Aim. Print the full listing exactly.

— Start of Information supplied —

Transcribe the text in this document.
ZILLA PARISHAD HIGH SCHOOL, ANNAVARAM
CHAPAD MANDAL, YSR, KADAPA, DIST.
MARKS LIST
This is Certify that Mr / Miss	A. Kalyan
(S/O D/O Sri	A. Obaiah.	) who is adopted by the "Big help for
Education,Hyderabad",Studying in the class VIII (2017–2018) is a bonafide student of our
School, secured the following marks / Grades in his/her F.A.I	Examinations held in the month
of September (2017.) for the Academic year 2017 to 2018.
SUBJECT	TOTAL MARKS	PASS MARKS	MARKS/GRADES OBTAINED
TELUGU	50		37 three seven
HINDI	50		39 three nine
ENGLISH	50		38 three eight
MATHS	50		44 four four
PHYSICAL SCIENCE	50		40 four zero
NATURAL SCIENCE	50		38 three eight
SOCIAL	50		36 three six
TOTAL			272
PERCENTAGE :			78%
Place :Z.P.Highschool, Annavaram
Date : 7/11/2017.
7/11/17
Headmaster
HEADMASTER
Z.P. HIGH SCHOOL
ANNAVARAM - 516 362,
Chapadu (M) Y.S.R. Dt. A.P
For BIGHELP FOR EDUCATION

— End of Information supplied —

Written answer.
Transcribe the text in this document.
ZILLA PARISHAD HIGH SCHOOL, ANNAVARAM
CHAPAD MANDAL, YSR, KADAPA, DIST.
MARKS LIST
This is Certify that Mr / Miss	A. Kalyan
(S/O D/O Sri	A. Obaiah.	) who is adopted by the "Big help for
Education,Hyderabad",Studying in the class VIII (2017–2018) is a bonafide student of our
School, secured the following marks / Grades in his/her F.A.I	Examinations held in the month
of September (2017.) for the Academic year 2017 to 2018.
SUBJECT	TOTAL MARKS	PASS MARKS	MARKS/GRADES OBTAINED
TELUGU	50		37 three seven
HINDI	50		39 three nine
ENGLISH	50		38 three eight
MATHS	50		44 four four
PHYSICAL SCIENCE	50		40 four zero
NATURAL SCIENCE	50		38 three eight
SOCIAL	50		36 three six
TOTAL			272
PERCENTAGE :			78%
Place :Z.P.Highschool, Annavaram
Date : 7/11/2017.
7/11/17
Headmaster
HEADMASTER
Z.P. HIGH SCHOOL
ANNAVARAM - 516 362,
Chapadu (M) Y.S.R. Dt. A.P
For BIGHELP FOR EDUCATION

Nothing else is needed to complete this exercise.